→ WORK TO DO: Copy out all of the material exactly.

* begin *

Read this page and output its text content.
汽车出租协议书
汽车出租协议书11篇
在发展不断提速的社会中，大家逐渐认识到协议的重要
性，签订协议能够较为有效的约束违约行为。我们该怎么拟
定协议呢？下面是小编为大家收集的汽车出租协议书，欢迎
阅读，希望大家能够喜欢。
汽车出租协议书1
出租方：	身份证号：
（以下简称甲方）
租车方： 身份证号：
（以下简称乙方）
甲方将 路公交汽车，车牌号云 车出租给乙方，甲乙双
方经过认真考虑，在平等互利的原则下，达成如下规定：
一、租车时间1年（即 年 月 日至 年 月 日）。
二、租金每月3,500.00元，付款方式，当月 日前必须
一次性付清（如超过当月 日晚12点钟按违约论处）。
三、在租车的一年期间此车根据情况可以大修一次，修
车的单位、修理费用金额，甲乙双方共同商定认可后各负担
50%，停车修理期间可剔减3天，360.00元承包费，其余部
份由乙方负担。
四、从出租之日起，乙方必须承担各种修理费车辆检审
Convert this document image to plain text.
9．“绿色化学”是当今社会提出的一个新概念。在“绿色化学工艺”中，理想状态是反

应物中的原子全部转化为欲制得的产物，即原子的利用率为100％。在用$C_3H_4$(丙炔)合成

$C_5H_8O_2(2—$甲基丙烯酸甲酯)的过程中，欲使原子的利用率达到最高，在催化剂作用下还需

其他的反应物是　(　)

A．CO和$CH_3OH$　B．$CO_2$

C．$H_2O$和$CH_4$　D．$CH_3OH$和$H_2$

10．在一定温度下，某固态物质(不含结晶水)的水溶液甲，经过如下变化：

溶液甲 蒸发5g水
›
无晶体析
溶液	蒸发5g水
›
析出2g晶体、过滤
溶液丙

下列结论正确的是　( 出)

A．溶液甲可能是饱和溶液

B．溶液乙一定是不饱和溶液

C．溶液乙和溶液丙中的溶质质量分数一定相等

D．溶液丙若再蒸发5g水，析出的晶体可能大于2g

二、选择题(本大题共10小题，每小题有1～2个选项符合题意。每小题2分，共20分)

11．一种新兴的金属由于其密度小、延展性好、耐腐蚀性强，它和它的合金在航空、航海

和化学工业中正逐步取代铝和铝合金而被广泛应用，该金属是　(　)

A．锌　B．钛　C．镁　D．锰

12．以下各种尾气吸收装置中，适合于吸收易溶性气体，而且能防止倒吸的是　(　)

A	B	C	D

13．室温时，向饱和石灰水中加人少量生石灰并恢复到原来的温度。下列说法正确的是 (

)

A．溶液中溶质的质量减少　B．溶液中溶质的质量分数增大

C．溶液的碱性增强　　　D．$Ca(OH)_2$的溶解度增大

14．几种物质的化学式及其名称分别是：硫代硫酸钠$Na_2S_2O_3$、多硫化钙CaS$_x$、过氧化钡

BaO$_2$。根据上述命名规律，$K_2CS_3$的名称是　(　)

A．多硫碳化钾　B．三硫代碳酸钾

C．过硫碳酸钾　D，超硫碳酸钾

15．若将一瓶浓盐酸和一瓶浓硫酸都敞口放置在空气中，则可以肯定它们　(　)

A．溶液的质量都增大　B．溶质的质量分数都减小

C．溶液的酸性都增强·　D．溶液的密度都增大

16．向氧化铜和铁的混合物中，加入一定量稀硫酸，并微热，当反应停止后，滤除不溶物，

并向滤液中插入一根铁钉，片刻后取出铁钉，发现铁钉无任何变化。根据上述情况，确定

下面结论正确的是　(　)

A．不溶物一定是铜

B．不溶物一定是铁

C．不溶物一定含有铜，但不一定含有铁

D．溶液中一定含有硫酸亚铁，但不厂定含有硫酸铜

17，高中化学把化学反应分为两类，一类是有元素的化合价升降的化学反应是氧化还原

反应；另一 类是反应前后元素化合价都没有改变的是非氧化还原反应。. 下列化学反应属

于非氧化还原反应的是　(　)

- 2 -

* end *

→ EXERCISE OUTPUT:
Read this page and output its text content.
汽车出租协议书
汽车出租协议书11篇
在发展不断提速的社会中，大家逐渐认识到协议的重要
性，签订协议能够较为有效的约束违约行为。我们该怎么拟
定协议呢？下面是小编为大家收集的汽车出租协议书，欢迎
阅读，希望大家能够喜欢。
汽车出租协议书1
出租方：	身份证号：
（以下简称甲方）
租车方： 身份证号：
（以下简称乙方）
甲方将 路公交汽车，车牌号云 车出租给乙方，甲乙双
方经过认真考虑，在平等互利的原则下，达成如下规定：
一、租车时间1年（即 年 月 日至 年 月 日）。
二、租金每月3,500.00元，付款方式，当月 日前必须
一次性付清（如超过当月 日晚12点钟按违约论处）。
三、在租车的一年期间此车根据情况可以大修一次，修
车的单位、修理费用金额，甲乙双方共同商定认可后各负担
50%，停车修理期间可剔减3天，360.00元承包费，其余部
份由乙方负担。
四、从出租之日起，乙方必须承担各种修理费车辆检审
Convert this document image to plain text.
9．“绿色化学”是当今社会提出的一个新概念。在“绿色化学工艺”中，理想状态是反

应物中的原子全部转化为欲制得的产物，即原子的利用率为100％。在用$C_3H_4$(丙炔)合成

$C_5H_8O_2(2—$甲基丙烯酸甲酯)的过程中，欲使原子的利用率达到最高，在催化剂作用下还需

其他的反应物是　(　)

A．CO和$CH_3OH$　B．$CO_2$

C．$H_2O$和$CH_4$　D．$CH_3OH$和$H_2$

10．在一定温度下，某固态物质(不含结晶水)的水溶液甲，经过如下变化：

溶液甲 蒸发5g水
›
无晶体析
溶液	蒸发5g水
›
析出2g晶体、过滤
溶液丙

下列结论正确的是　( 出)

A．溶液甲可能是饱和溶液

B．溶液乙一定是不饱和溶液

C．溶液乙和溶液丙中的溶质质量分数一定相等

D．溶液丙若再蒸发5g水，析出的晶体可能大于2g

二、选择题(本大题共10小题，每小题有1～2个选项符合题意。每小题2分，共20分)

11．一种新兴的金属由于其密度小、延展性好、耐腐蚀性强，它和它的合金在航空、航海

和化学工业中正逐步取代铝和铝合金而被广泛应用，该金属是　(　)

A．锌　B．钛　C．镁　D．锰

12．以下各种尾气吸收装置中，适合于吸收易溶性气体，而且能防止倒吸的是　(　)

A	B	C	D

13．室温时，向饱和石灰水中加人少量生石灰并恢复到原来的温度。下列说法正确的是 (

)

A．溶液中溶质的质量减少　B．溶液中溶质的质量分数增大

C．溶液的碱性增强　　　D．$Ca(OH)_2$的溶解度增大

14．几种物质的化学式及其名称分别是：硫代硫酸钠$Na_2S_2O_3$、多硫化钙CaS$_x$、过氧化钡

BaO$_2$。根据上述命名规律，$K_2CS_3$的名称是　(　)

A．多硫碳化钾　B．三硫代碳酸钾

C．过硫碳酸钾　D，超硫碳酸钾

15．若将一瓶浓盐酸和一瓶浓硫酸都敞口放置在空气中，则可以肯定它们　(　)

A．溶液的质量都增大　B．溶质的质量分数都减小

C．溶液的酸性都增强·　D．溶液的密度都增大

16．向氧化铜和铁的混合物中，加入一定量稀硫酸，并微热，当反应停止后，滤除不溶物，

并向滤液中插入一根铁钉，片刻后取出铁钉，发现铁钉无任何变化。根据上述情况，确定

下面结论正确的是　(　)

A．不溶物一定是铜

B．不溶物一定是铁

C．不溶物一定含有铜，但不一定含有铁

D．溶液中一定含有硫酸亚铁，但不厂定含有硫酸铜

17，高中化学把化学反应分为两类，一类是有元素的化合价升降的化学反应是氧化还原

反应；另一 类是反应前后元素化合价都没有改变的是非氧化还原反应。. 下列化学反应属

于非氧化还原反应的是　(　)

- 2 -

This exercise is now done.